From the records below, give the number of lines that contain the string "LUMO", without any other text.

Figure record extracts:
******

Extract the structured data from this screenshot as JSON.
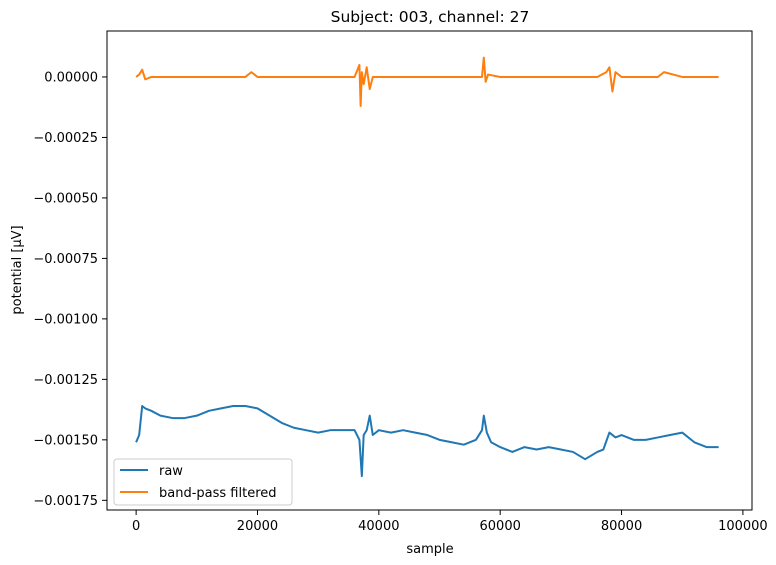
{
  "chart_data": {
    "type": "line",
    "title": "Subject: 003, channel: 27",
    "xlabel": "sample",
    "ylabel": "potential [µV]",
    "xlim": [
      -4800,
      101500
    ],
    "ylim": [
      -0.00179,
      0.00019
    ],
    "x_ticks": [
      0,
      20000,
      40000,
      60000,
      80000,
      100000
    ],
    "x_tick_labels": [
      "0",
      "20000",
      "40000",
      "60000",
      "80000",
      "100000"
    ],
    "y_ticks": [
      0.0,
      -0.00025,
      -0.0005,
      -0.00075,
      -0.001,
      -0.00125,
      -0.0015,
      -0.00175
    ],
    "y_tick_labels": [
      "0.00000",
      "−0.00025",
      "−0.00050",
      "−0.00075",
      "−0.00100",
      "−0.00125",
      "−0.00150",
      "−0.00175"
    ],
    "grid": false,
    "legend": "lower-left",
    "series": [
      {
        "name": "raw",
        "color": "#1f77b4",
        "x": [
          0,
          500,
          1000,
          1500,
          2500,
          4000,
          6000,
          8000,
          10000,
          12000,
          14000,
          16000,
          18000,
          20000,
          22000,
          24000,
          26000,
          28000,
          30000,
          32000,
          34000,
          36000,
          36800,
          37200,
          37500,
          38000,
          38500,
          39000,
          40000,
          42000,
          44000,
          46000,
          48000,
          50000,
          52000,
          54000,
          56000,
          57000,
          57300,
          57800,
          58500,
          60000,
          62000,
          64000,
          66000,
          68000,
          70000,
          72000,
          74000,
          76000,
          77000,
          78000,
          79000,
          80000,
          82000,
          84000,
          86000,
          88000,
          90000,
          92000,
          94000,
          96000
        ],
        "y": [
          -0.00151,
          -0.00148,
          -0.00136,
          -0.00137,
          -0.00138,
          -0.0014,
          -0.00141,
          -0.00141,
          -0.0014,
          -0.00138,
          -0.00137,
          -0.00136,
          -0.00136,
          -0.00137,
          -0.0014,
          -0.00143,
          -0.00145,
          -0.00146,
          -0.00147,
          -0.00146,
          -0.00146,
          -0.00146,
          -0.0015,
          -0.00165,
          -0.00148,
          -0.00146,
          -0.0014,
          -0.00148,
          -0.00146,
          -0.00147,
          -0.00146,
          -0.00147,
          -0.00148,
          -0.0015,
          -0.00151,
          -0.00152,
          -0.0015,
          -0.00146,
          -0.0014,
          -0.00147,
          -0.00151,
          -0.00153,
          -0.00155,
          -0.00153,
          -0.00154,
          -0.00153,
          -0.00154,
          -0.00155,
          -0.00158,
          -0.00155,
          -0.00154,
          -0.00147,
          -0.00149,
          -0.00148,
          -0.0015,
          -0.0015,
          -0.00149,
          -0.00148,
          -0.00147,
          -0.00151,
          -0.00153,
          -0.00153
        ]
      },
      {
        "name": "band-pass filtered",
        "color": "#ff7f0e",
        "x": [
          0,
          500,
          1000,
          1500,
          2500,
          4000,
          8000,
          12000,
          16000,
          18000,
          19000,
          20000,
          24000,
          28000,
          32000,
          36000,
          36800,
          37000,
          37200,
          37500,
          38000,
          38500,
          39000,
          40000,
          44000,
          48000,
          52000,
          56000,
          57000,
          57300,
          57600,
          58000,
          60000,
          64000,
          68000,
          72000,
          76000,
          77500,
          78000,
          78500,
          79000,
          80000,
          84000,
          86000,
          87000,
          90000,
          94000,
          96000
        ],
        "y": [
          0.0,
          1e-05,
          3e-05,
          -1e-05,
          0.0,
          0.0,
          0.0,
          0.0,
          0.0,
          0.0,
          2e-05,
          0.0,
          0.0,
          0.0,
          0.0,
          0.0,
          5e-05,
          -0.00012,
          2e-05,
          -3e-05,
          4e-05,
          -5e-05,
          0.0,
          0.0,
          0.0,
          0.0,
          0.0,
          0.0,
          0.0,
          8e-05,
          -2e-05,
          1e-05,
          0.0,
          0.0,
          0.0,
          0.0,
          0.0,
          2e-05,
          4e-05,
          -6e-05,
          2e-05,
          0.0,
          0.0,
          0.0,
          2e-05,
          0.0,
          0.0,
          0.0
        ]
      }
    ]
  }
}
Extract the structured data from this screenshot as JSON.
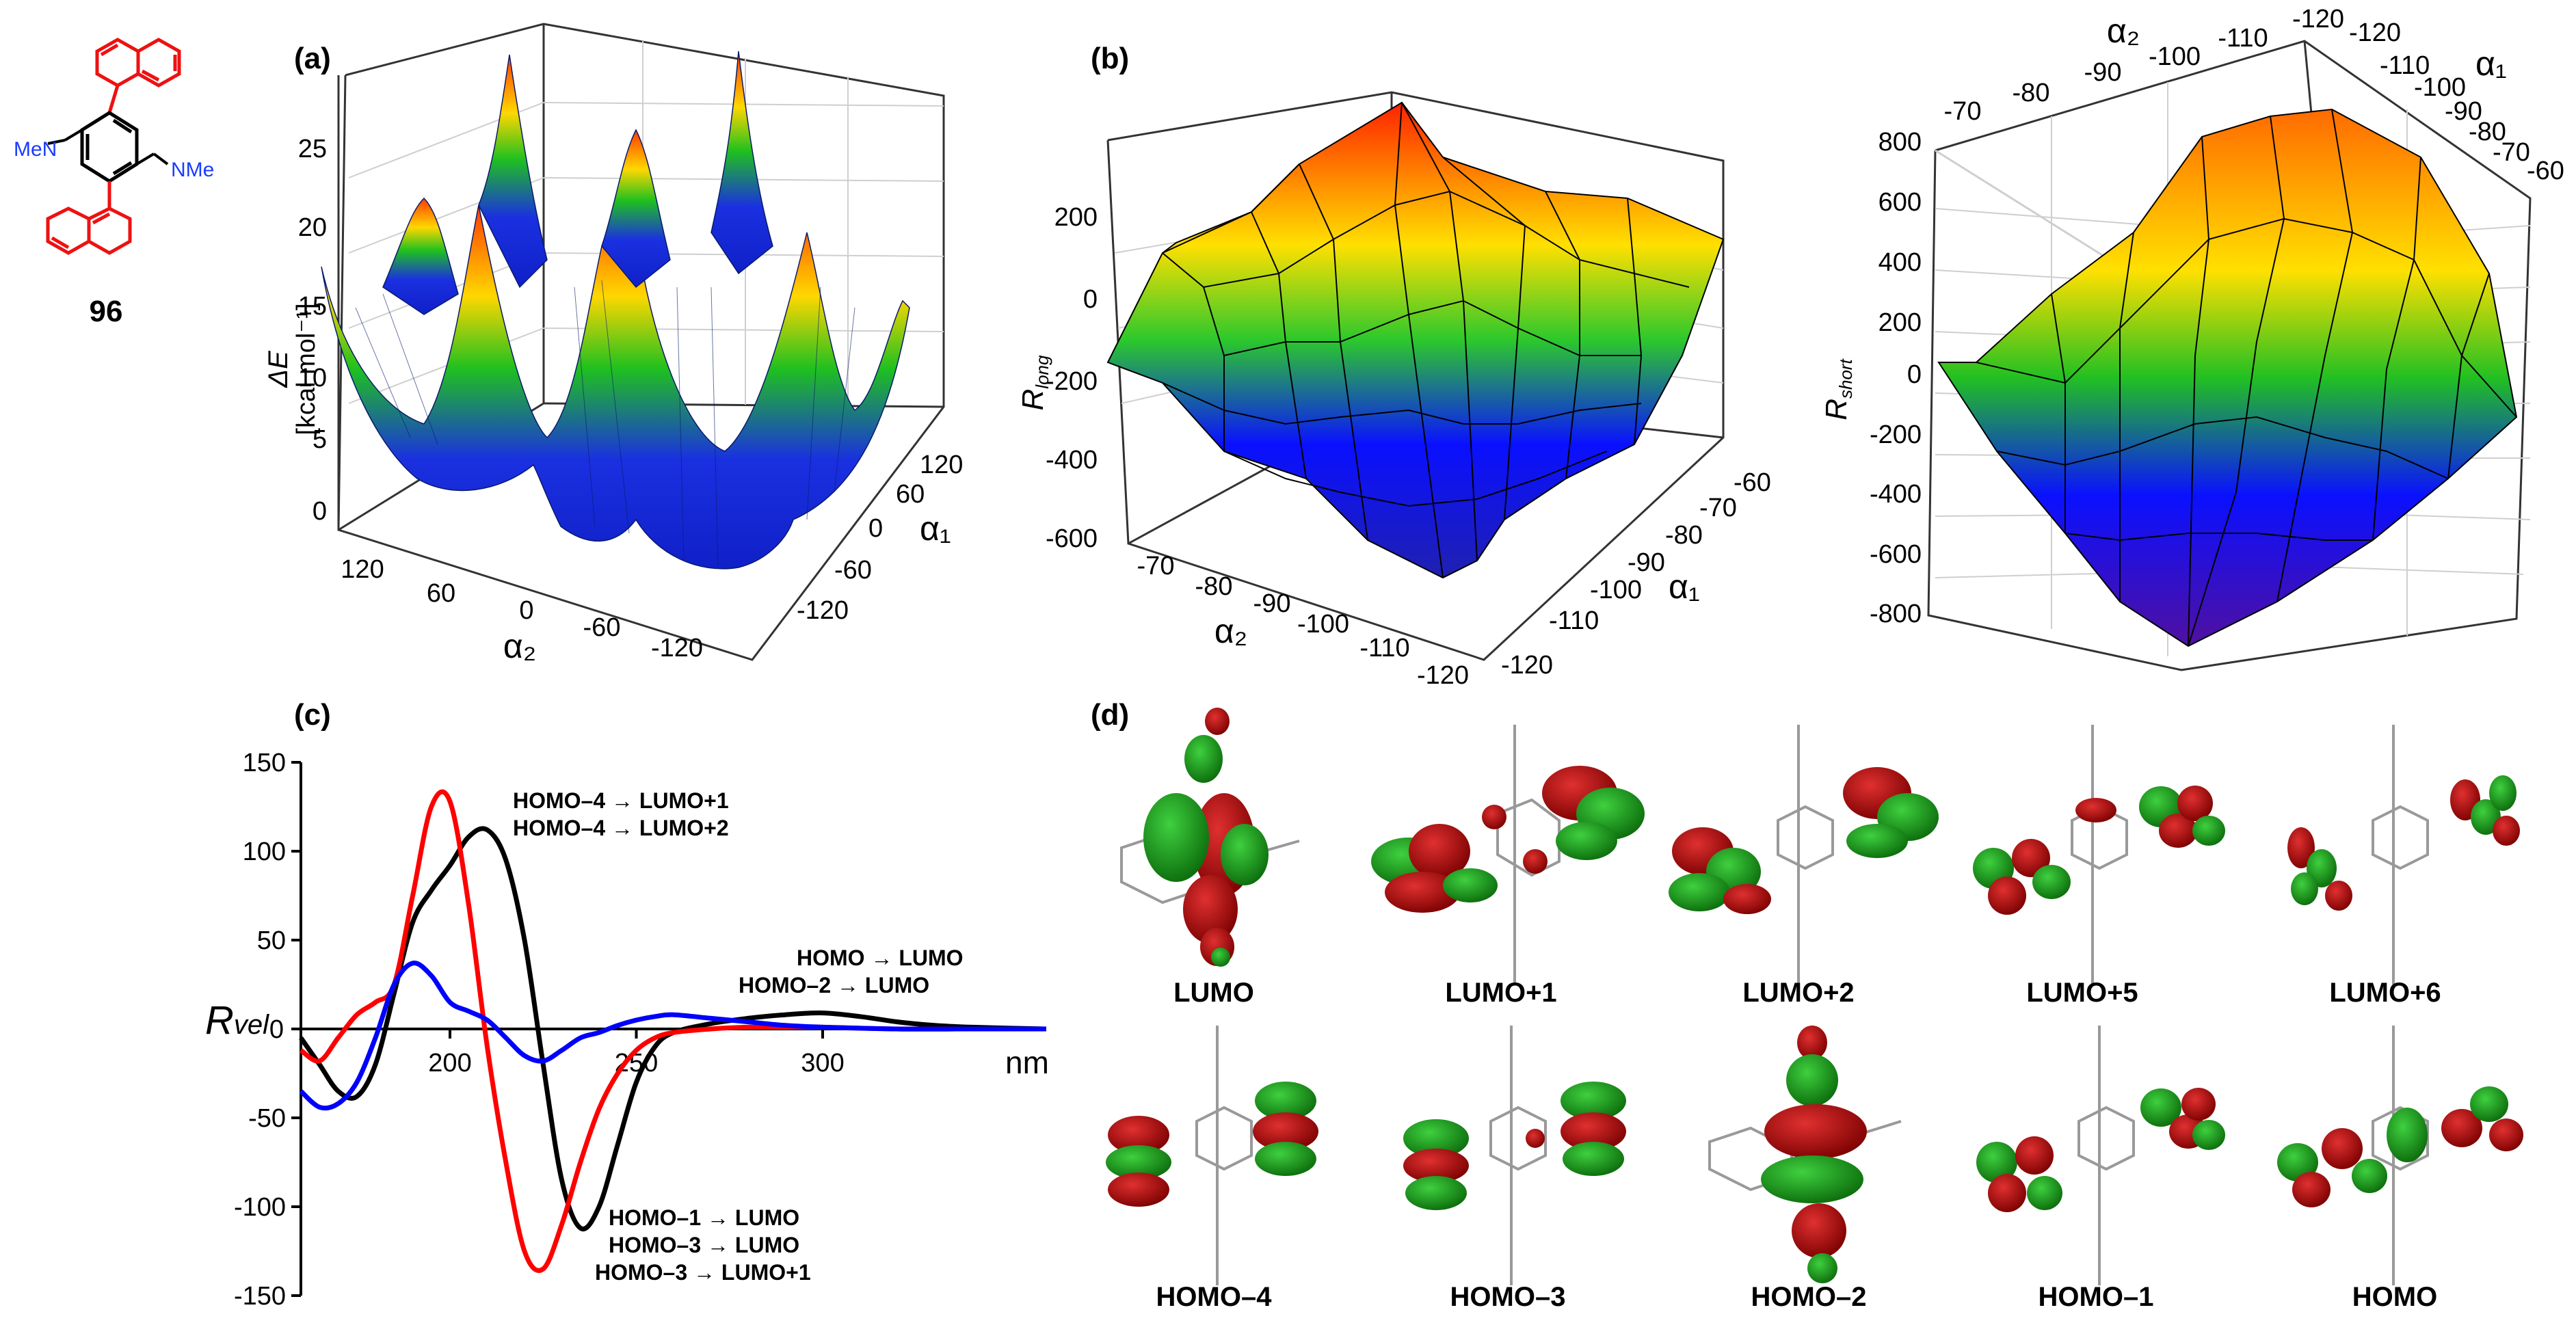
{
  "compound": {
    "label": "96",
    "substituent_left": "MeN",
    "substituent_right": "NMe"
  },
  "panel_a": {
    "tag": "(a)",
    "zlabel": "ΔE",
    "zunit": "[kcal mol⁻¹]",
    "zticks": [
      "25",
      "20",
      "15",
      "10",
      "5",
      "0"
    ],
    "xlabel": "α₂",
    "xticks": [
      "120",
      "60",
      "0",
      "-60",
      "-120"
    ],
    "ylabel": "α₁",
    "yticks": [
      "120",
      "60",
      "0",
      "-60",
      "-120"
    ],
    "zlim": [
      0,
      25
    ]
  },
  "panel_b": {
    "tag": "(b)",
    "zlabel": "R",
    "zsub": "long",
    "zticks": [
      "200",
      "0",
      "-200",
      "-400",
      "-600"
    ],
    "xlabel": "α₂",
    "xticks": [
      "-70",
      "-80",
      "-90",
      "-100",
      "-110",
      "-120"
    ],
    "ylabel": "α₁",
    "yticks": [
      "-60",
      "-70",
      "-80",
      "-90",
      "-100",
      "-110",
      "-120"
    ]
  },
  "panel_b2": {
    "zlabel": "R",
    "zsub": "short",
    "zticks": [
      "800",
      "600",
      "400",
      "200",
      "0",
      "-200",
      "-400",
      "-600",
      "-800"
    ],
    "xlabel": "α₂",
    "xticks": [
      "-70",
      "-80",
      "-90",
      "-100",
      "-110",
      "-120"
    ],
    "ylabel": "α₁",
    "yticks": [
      "-120",
      "-110",
      "-100",
      "-90",
      "-80",
      "-70",
      "-60"
    ]
  },
  "panel_c": {
    "tag": "(c)",
    "ylabel": "R",
    "ysub": "vel",
    "xunit": "nm",
    "ylim": [
      -150,
      150
    ],
    "xlim": [
      160,
      360
    ],
    "yticks": [
      150,
      100,
      50,
      0,
      -50,
      -100,
      -150
    ],
    "xticks": [
      200,
      250,
      300
    ],
    "zero_label": "0",
    "annotations": {
      "t1a": "HOMO–4 → LUMO+1",
      "t1b": "HOMO–4 → LUMO+2",
      "t2a": "HOMO → LUMO",
      "t2b": "HOMO–2 → LUMO",
      "t3a": "HOMO–1 → LUMO",
      "t3b": "HOMO–3 → LUMO",
      "t3c": "HOMO–3 → LUMO+1"
    }
  },
  "panel_d": {
    "tag": "(d)",
    "orbitals_top": [
      "LUMO",
      "LUMO+1",
      "LUMO+2",
      "LUMO+5",
      "LUMO+6"
    ],
    "orbitals_bottom": [
      "HOMO–4",
      "HOMO–3",
      "HOMO–2",
      "HOMO–1",
      "HOMO"
    ]
  },
  "chart_data": [
    {
      "type": "line",
      "title": "(c)",
      "xlabel": "nm",
      "ylabel": "Rvel",
      "xlim": [
        160,
        360
      ],
      "ylim": [
        -150,
        150
      ],
      "series": [
        {
          "name": "black",
          "color": "#000000",
          "x": [
            160,
            165,
            170,
            175,
            180,
            185,
            190,
            195,
            200,
            205,
            210,
            215,
            220,
            225,
            230,
            235,
            240,
            245,
            250,
            255,
            260,
            270,
            280,
            290,
            300,
            310,
            320,
            330,
            340,
            360
          ],
          "values": [
            -5,
            -20,
            -35,
            -38,
            -20,
            20,
            60,
            78,
            92,
            108,
            112,
            95,
            50,
            -20,
            -85,
            -112,
            -100,
            -65,
            -30,
            -10,
            -2,
            3,
            6,
            8,
            9,
            7,
            4,
            2,
            1,
            0
          ]
        },
        {
          "name": "red",
          "color": "#ff0000",
          "x": [
            160,
            165,
            170,
            175,
            180,
            185,
            190,
            195,
            200,
            205,
            210,
            215,
            220,
            225,
            230,
            235,
            240,
            245,
            250,
            255,
            260,
            270,
            280,
            290,
            300,
            320,
            340,
            360
          ],
          "values": [
            -12,
            -18,
            -5,
            8,
            15,
            25,
            75,
            125,
            128,
            70,
            -10,
            -75,
            -125,
            -135,
            -110,
            -75,
            -45,
            -25,
            -12,
            -5,
            -2,
            0,
            1,
            1,
            1,
            0,
            0,
            0
          ]
        },
        {
          "name": "blue",
          "color": "#0000ff",
          "x": [
            160,
            165,
            170,
            175,
            180,
            185,
            190,
            195,
            200,
            205,
            210,
            215,
            220,
            225,
            230,
            235,
            240,
            245,
            250,
            255,
            260,
            270,
            280,
            290,
            300,
            320,
            340,
            360
          ],
          "values": [
            -35,
            -44,
            -42,
            -30,
            -5,
            25,
            37,
            30,
            15,
            10,
            5,
            -5,
            -15,
            -18,
            -12,
            -5,
            -2,
            2,
            5,
            7,
            8,
            6,
            4,
            2,
            1,
            0,
            0,
            0
          ]
        }
      ]
    },
    {
      "type": "table",
      "title": "(a) ΔE surface",
      "zlim": [
        0,
        25
      ],
      "note": "3D surface over α₁, α₂ in [-120,120]"
    }
  ]
}
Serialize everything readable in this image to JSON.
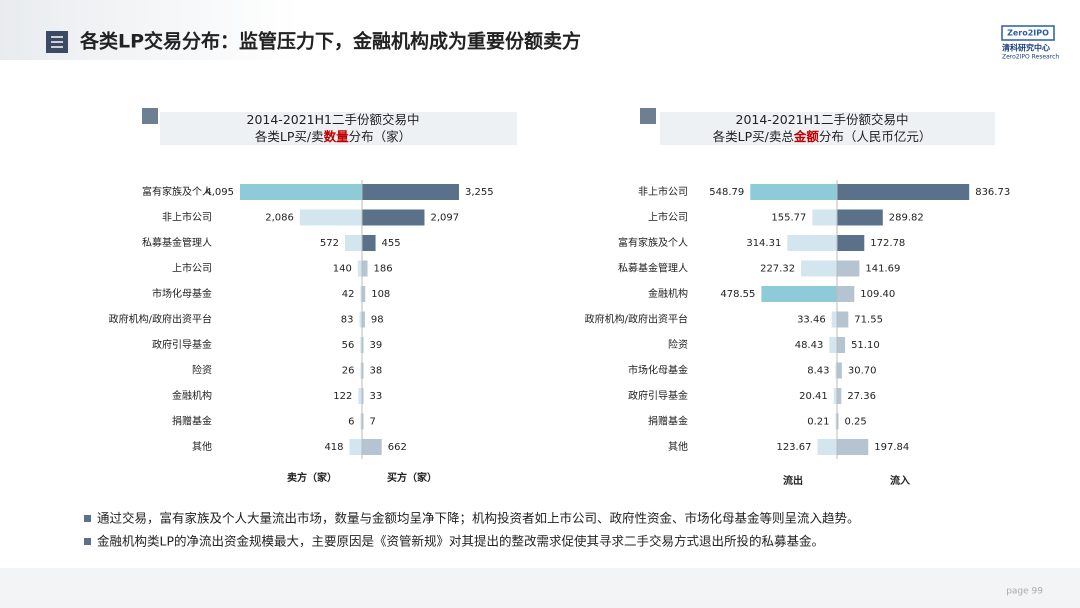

******

CORRECT OUTPUT:
12